**PROBLEM REQUIREMENTS**
Copy the full set of lines exactly as given.

**INPUT**
━━━━━━━━━━━━━━━━━━━━━━━━━━━━━━
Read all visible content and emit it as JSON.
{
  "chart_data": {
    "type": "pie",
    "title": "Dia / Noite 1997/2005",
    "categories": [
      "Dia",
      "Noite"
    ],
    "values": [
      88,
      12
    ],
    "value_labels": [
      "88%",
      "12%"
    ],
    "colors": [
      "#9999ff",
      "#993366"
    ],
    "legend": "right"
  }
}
━━━━━━━━━━━━━━━━━━━━━━━━━━━━━━
**EXERCISE RESPONSE**
Read all visible content and emit it as JSON.
{
  "chart_data": {
    "type": "pie",
    "title": "Dia / Noite 1997/2005",
    "categories": [
      "Dia",
      "Noite"
    ],
    "values": [
      88,
      12
    ],
    "value_labels": [
      "88%",
      "12%"
    ],
    "colors": [
      "#9999ff",
      "#993366"
    ],
    "legend": "right"
  }
}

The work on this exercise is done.